→ **Exercise**
Extract all lines from the data beneath that include the word "frac".

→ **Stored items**

※ ※ ※

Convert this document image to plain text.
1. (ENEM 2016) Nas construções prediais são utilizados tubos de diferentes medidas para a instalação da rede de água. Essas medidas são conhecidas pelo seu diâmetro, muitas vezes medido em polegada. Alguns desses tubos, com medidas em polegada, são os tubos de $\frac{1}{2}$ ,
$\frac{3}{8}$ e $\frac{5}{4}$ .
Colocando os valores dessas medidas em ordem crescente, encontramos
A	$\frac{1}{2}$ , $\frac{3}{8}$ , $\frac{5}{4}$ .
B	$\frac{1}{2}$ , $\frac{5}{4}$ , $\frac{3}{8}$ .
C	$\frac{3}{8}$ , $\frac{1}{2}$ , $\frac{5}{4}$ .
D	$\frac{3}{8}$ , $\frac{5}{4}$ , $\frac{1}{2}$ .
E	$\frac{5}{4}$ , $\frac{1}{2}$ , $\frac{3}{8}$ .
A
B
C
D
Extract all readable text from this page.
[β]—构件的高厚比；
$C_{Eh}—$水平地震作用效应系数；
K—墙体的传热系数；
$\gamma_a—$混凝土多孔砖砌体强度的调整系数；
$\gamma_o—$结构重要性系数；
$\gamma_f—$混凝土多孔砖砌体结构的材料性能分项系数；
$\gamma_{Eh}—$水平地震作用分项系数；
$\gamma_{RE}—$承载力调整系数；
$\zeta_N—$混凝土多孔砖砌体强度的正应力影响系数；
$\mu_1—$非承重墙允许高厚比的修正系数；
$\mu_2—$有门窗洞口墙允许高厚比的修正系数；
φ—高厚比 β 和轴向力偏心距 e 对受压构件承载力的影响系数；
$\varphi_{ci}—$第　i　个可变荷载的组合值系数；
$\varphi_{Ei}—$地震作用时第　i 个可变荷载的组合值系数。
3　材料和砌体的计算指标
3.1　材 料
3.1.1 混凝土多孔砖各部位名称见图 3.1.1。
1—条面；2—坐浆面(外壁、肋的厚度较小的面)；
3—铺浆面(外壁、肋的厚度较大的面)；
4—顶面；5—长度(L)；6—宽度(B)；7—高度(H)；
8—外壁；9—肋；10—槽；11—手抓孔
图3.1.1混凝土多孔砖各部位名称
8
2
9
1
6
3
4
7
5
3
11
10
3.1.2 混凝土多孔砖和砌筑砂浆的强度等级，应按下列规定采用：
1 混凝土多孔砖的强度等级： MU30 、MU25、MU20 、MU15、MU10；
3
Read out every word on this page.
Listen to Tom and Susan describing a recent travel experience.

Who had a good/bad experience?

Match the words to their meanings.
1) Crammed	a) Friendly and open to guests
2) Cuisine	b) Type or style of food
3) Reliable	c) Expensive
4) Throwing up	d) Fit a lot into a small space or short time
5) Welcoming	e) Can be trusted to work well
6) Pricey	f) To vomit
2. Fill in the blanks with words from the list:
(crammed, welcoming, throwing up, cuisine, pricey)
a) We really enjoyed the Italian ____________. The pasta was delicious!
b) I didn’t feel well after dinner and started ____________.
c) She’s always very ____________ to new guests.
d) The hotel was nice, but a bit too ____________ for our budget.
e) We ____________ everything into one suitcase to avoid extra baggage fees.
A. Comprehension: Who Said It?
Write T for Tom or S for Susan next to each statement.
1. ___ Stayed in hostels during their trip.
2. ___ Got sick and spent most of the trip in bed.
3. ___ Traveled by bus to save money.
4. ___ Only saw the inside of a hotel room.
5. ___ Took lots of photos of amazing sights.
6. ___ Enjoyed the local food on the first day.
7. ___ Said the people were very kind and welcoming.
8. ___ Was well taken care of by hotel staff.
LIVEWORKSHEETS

※ ※ ※

→ **Final result**
1. (ENEM 2016) Nas construções prediais são utilizados tubos de diferentes medidas para a instalação da rede de água. Essas medidas são conhecidas pelo seu diâmetro, muitas vezes medido em polegada. Alguns desses tubos, com medidas em polegada, são os tubos de $\frac{1}{2}$ ,
$\frac{3}{8}$ e $\frac{5}{4}$ .
A	$\frac{1}{2}$ , $\frac{3}{8}$ , $\frac{5}{4}$ .
B	$\frac{1}{2}$ , $\frac{5}{4}$ , $\frac{3}{8}$ .
C	$\frac{3}{8}$ , $\frac{1}{2}$ , $\frac{5}{4}$ .
D	$\frac{3}{8}$ , $\frac{5}{4}$ , $\frac{1}{2}$ .
E	$\frac{5}{4}$ , $\frac{1}{2}$ , $\frac{3}{8}$ .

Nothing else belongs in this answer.